**WHAT TO WORK ON:**
Tally the lines that hold the word "Difference" and reply with that figure only.

————————

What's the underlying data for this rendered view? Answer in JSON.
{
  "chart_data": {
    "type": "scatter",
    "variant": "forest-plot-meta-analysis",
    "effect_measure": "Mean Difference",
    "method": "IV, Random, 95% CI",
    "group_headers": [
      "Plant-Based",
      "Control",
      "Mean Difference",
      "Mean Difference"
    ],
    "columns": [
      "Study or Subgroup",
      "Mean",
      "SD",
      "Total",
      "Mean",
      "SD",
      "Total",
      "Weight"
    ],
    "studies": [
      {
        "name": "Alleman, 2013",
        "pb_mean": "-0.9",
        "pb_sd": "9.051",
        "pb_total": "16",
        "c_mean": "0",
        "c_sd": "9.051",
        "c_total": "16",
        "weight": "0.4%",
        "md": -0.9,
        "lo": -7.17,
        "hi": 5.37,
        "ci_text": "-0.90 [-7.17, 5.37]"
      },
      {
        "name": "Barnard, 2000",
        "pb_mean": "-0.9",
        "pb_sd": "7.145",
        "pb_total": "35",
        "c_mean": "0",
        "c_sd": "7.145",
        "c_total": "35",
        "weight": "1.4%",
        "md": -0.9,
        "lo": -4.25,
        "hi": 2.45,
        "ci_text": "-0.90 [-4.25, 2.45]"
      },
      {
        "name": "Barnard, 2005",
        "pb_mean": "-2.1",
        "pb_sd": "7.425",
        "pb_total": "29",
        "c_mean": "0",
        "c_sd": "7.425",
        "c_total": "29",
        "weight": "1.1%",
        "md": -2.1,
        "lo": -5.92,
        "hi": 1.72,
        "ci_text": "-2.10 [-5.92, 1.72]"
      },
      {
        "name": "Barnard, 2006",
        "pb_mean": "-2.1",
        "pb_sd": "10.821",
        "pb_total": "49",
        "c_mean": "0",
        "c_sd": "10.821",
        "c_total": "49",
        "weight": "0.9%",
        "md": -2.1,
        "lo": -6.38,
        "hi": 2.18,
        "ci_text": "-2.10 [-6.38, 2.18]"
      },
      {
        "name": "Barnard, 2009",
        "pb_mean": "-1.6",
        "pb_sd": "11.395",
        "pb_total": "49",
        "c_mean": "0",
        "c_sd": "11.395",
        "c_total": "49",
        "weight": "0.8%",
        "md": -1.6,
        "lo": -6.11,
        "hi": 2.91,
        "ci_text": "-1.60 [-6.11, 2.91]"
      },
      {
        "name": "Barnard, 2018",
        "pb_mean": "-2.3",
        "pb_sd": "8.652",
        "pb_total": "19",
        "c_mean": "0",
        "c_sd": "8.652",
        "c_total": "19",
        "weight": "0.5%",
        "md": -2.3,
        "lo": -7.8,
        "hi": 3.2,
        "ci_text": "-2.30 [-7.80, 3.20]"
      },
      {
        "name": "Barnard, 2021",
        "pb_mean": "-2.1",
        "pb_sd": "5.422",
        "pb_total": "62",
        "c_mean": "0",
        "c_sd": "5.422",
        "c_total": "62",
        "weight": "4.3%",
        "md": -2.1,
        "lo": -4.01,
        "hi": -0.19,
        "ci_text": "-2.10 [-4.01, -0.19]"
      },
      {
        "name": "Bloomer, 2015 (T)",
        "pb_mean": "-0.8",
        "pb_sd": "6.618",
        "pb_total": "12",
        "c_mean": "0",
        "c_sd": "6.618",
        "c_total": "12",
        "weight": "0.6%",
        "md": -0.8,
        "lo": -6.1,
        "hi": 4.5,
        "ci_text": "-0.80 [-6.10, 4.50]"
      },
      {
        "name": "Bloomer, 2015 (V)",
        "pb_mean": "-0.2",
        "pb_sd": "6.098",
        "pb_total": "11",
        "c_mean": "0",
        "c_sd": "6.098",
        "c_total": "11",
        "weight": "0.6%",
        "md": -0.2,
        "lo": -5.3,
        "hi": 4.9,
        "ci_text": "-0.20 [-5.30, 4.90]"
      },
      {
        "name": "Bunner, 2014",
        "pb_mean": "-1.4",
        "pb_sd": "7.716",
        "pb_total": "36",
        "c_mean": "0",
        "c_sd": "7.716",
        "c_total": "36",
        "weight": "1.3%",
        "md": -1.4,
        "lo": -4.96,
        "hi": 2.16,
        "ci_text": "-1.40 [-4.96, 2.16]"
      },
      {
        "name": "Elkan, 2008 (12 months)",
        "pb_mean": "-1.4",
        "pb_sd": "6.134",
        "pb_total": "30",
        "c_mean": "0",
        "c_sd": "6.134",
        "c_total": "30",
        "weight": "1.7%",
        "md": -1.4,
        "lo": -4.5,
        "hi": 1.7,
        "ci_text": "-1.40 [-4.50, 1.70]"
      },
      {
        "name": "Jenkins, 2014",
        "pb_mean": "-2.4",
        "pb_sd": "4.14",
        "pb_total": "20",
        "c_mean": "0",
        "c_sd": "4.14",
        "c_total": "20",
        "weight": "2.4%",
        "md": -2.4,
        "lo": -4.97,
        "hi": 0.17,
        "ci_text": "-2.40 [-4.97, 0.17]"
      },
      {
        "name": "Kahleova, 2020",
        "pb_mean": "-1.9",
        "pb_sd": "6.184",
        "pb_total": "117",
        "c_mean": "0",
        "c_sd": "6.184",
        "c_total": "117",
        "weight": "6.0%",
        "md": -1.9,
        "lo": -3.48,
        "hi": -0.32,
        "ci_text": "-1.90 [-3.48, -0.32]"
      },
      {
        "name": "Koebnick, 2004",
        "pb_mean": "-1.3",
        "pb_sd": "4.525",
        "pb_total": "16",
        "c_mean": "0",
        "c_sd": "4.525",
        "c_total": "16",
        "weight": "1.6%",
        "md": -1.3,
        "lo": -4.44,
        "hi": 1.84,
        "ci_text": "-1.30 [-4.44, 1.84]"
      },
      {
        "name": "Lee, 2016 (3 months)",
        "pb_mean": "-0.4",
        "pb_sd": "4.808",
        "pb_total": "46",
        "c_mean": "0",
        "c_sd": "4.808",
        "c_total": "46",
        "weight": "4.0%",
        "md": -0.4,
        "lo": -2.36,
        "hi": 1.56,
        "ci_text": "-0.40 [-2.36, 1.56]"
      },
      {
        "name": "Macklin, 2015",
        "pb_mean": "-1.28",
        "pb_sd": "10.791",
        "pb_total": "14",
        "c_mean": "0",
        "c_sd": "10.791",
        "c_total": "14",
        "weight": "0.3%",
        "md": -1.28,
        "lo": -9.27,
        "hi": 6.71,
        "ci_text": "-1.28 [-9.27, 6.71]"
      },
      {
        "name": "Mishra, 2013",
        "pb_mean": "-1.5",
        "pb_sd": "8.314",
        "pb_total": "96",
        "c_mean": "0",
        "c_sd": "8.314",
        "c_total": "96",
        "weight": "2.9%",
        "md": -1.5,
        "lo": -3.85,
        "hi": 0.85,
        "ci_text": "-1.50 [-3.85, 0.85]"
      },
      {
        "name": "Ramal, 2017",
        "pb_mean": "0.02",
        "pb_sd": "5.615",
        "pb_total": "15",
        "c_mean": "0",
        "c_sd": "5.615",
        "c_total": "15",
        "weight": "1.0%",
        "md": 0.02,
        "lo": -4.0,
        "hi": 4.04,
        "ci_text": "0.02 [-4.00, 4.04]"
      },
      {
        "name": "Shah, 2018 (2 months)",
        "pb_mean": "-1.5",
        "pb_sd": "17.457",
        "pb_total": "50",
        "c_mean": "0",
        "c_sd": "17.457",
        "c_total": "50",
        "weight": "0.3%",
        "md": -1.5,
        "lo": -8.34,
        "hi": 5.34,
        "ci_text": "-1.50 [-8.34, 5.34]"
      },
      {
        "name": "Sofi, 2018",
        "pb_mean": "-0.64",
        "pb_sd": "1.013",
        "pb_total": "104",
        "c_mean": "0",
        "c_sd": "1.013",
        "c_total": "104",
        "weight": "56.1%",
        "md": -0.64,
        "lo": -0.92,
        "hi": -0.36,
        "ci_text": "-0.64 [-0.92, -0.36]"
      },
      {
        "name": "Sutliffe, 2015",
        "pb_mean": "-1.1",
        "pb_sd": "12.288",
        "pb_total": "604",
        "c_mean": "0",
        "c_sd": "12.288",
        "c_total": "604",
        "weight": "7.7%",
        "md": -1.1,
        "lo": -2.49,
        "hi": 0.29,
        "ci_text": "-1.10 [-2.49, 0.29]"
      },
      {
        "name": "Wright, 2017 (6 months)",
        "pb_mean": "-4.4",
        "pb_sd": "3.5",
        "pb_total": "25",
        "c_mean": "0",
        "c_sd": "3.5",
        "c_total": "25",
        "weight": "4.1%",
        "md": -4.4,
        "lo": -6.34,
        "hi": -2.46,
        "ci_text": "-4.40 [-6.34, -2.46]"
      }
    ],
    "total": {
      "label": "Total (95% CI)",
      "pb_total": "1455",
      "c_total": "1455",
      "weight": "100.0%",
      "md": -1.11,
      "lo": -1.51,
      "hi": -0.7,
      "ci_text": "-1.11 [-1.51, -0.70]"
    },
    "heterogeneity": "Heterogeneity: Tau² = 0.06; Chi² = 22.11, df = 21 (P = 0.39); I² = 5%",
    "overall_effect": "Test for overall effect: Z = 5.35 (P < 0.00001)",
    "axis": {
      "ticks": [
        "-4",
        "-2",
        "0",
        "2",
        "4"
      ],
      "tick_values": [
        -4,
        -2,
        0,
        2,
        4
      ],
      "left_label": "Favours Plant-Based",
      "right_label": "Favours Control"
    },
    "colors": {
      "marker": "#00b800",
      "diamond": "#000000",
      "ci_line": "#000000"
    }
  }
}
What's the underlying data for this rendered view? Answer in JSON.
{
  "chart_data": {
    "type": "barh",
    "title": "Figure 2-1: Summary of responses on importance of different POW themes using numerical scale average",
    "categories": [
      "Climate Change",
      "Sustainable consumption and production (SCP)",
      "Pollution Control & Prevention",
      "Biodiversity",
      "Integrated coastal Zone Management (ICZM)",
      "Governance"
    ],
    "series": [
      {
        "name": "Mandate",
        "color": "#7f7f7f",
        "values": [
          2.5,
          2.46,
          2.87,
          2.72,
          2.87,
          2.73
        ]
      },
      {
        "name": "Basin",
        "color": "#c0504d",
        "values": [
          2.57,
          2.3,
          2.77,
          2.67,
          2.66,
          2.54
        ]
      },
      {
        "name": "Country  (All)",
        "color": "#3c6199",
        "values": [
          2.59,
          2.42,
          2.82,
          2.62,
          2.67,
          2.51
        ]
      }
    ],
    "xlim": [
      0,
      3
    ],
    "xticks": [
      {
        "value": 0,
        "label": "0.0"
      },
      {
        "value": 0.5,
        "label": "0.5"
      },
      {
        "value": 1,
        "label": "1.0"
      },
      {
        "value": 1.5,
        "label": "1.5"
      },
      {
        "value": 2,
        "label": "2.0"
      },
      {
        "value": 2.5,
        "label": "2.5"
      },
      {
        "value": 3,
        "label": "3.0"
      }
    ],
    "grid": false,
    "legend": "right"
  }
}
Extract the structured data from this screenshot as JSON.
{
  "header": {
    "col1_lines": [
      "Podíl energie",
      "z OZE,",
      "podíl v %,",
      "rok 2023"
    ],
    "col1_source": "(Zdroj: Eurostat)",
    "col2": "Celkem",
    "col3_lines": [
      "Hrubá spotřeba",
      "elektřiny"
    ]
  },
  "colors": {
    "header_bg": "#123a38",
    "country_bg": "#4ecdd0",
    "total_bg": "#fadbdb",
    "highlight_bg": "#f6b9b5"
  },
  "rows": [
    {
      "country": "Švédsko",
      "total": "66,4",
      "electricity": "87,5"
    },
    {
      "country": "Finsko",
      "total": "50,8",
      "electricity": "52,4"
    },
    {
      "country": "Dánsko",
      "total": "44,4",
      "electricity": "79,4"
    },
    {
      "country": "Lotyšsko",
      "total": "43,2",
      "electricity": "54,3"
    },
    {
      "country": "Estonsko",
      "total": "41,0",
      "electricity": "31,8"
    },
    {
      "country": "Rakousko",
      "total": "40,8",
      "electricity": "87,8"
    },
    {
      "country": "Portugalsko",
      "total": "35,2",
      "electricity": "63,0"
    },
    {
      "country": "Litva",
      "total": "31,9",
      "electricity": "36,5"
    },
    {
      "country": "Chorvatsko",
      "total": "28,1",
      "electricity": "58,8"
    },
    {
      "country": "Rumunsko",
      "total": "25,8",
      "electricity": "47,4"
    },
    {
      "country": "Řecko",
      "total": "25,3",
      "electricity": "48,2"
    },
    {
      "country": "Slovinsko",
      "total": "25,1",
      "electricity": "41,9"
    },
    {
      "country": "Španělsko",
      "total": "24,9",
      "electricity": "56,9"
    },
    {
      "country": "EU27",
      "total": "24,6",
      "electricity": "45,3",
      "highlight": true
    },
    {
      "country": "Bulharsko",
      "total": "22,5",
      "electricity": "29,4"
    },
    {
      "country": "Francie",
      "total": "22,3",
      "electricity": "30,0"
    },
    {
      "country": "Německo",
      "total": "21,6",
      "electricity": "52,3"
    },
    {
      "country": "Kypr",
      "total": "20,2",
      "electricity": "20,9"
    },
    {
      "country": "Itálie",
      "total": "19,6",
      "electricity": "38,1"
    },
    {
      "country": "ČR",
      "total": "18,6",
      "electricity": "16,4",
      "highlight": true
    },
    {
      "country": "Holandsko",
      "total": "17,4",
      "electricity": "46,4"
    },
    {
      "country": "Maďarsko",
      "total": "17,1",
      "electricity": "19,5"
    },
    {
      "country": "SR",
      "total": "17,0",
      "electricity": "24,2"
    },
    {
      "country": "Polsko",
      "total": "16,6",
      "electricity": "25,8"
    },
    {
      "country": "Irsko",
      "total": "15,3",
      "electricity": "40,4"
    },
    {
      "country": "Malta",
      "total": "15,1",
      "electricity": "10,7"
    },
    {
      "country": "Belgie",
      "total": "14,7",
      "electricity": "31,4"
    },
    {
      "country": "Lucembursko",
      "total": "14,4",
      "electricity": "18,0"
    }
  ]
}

————————

**ANSWER TO THE TASK:**
3